Text shown ::
-- Begin --

#4832773
Haha! Way ahead of ya, I already did and his appears to work the same way as mine. But at one point while I was getting the lights set up it the light stayed on. I just don't know how I did it.

Image

You can see it in the bottom right.
#4832783
As far as I know, the orange light on the ear is a toggle. You set the state (on or off) in standby mode (pack powered down, vent light turned on) by pressing the ear button. I haven't seen it do anything else but I run in movie mode.
Grimmy GB liked this
User avatar
By Grimmy GB
#4832784
bishopdonmiguel wrote:As far as I know, the orange light on the ear is a toggle. You set the state (on or off) in standby mode (pack powered down, vent light turned on) by pressing the ear button. I haven't seen it do anything else but I run in movie mode.
How do I like this post more than once? :cool:
bishopdonmiguel liked this
#4832788
Okay, what the hell?!

I come back today to start organizing cable and without touching anything since last night NOW I get zero audio.

-- End --

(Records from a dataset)
-- Begin --

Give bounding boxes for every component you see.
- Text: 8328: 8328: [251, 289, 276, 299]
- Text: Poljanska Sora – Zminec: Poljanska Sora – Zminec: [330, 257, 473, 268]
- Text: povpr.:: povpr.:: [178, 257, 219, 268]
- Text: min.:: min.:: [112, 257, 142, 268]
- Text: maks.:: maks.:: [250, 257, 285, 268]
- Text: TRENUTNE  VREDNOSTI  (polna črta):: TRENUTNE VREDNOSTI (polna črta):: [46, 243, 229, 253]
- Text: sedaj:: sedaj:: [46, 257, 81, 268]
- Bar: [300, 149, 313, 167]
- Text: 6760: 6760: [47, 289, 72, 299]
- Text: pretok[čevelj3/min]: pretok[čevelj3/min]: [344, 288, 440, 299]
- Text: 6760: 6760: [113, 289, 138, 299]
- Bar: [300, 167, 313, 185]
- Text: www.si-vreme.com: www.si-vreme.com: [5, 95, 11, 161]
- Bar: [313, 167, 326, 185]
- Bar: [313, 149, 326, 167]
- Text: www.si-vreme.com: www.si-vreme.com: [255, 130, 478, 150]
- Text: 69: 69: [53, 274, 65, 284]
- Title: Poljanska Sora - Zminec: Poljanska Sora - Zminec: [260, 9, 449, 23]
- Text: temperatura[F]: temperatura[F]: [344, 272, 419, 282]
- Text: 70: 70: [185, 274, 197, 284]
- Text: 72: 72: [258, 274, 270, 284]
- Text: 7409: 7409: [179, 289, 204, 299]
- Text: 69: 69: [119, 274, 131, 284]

-- End --
-- Begin --

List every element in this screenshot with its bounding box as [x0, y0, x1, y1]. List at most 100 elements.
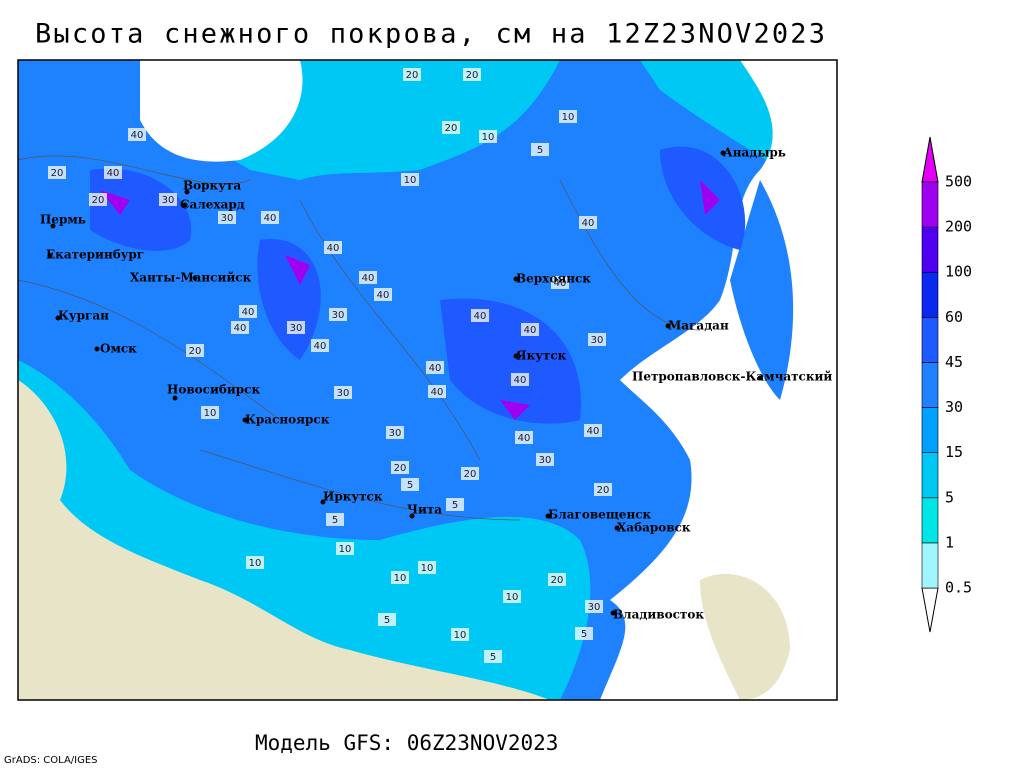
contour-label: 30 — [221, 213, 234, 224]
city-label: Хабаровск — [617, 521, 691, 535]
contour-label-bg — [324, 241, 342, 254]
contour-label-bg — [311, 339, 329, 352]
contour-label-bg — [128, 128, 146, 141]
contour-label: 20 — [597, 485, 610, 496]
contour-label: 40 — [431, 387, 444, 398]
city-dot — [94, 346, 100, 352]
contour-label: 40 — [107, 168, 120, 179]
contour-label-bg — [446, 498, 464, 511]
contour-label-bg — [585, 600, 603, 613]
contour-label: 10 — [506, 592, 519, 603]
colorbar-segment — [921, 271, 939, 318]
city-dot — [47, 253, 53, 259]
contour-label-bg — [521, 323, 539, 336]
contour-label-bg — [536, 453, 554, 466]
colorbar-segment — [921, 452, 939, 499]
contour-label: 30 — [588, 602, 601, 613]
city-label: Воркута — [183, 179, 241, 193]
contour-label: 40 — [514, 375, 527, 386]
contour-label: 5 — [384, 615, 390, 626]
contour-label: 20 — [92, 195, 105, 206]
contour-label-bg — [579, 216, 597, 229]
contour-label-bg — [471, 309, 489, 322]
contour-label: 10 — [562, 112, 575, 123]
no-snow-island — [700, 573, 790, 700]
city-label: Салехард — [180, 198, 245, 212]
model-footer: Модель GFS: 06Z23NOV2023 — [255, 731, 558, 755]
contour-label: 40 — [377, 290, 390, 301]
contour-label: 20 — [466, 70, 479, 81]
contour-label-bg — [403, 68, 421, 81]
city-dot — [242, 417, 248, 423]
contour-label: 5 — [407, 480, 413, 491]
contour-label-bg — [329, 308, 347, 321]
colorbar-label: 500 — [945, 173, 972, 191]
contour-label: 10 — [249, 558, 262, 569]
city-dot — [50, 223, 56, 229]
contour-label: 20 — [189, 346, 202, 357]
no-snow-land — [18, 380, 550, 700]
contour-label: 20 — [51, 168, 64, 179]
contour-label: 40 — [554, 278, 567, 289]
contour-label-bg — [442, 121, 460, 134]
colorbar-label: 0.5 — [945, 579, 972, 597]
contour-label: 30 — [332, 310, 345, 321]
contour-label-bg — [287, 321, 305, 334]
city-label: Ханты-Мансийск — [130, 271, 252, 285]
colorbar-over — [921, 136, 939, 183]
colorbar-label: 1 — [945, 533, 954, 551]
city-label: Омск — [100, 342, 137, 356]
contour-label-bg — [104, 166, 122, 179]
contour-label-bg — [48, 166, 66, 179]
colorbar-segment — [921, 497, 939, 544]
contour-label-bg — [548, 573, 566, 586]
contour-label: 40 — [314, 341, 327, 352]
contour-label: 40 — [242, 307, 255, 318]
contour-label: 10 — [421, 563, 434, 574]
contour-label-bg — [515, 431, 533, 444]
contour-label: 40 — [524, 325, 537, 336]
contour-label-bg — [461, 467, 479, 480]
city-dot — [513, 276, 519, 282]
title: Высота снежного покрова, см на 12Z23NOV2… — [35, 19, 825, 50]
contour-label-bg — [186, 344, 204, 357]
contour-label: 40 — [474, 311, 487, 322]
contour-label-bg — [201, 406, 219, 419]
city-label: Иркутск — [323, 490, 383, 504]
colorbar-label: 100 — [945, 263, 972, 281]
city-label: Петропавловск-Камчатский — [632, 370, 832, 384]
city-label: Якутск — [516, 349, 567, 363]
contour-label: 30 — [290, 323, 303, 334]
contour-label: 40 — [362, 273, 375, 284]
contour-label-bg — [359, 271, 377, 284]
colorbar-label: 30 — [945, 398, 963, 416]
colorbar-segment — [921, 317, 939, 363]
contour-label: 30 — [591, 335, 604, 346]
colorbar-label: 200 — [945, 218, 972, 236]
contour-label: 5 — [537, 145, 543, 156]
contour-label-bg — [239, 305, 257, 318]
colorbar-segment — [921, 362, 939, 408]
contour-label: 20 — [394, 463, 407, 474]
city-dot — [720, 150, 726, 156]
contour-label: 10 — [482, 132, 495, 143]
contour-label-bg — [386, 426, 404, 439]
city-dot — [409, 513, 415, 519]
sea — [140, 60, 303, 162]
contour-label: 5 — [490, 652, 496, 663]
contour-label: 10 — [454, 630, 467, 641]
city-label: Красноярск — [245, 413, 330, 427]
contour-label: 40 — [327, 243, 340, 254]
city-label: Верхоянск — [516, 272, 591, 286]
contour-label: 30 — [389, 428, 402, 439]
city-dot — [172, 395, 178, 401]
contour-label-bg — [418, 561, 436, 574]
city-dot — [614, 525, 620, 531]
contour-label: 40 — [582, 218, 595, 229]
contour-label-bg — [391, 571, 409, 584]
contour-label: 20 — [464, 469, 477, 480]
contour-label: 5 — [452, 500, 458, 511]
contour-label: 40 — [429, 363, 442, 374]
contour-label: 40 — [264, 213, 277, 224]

-- End --

What needs to be done :: List every post number, the figures beginning with "#", that appears in the forum thread. You won't need the records for this.

Solution to this exercise :: #4832773, #4832783, #4832784, #4832788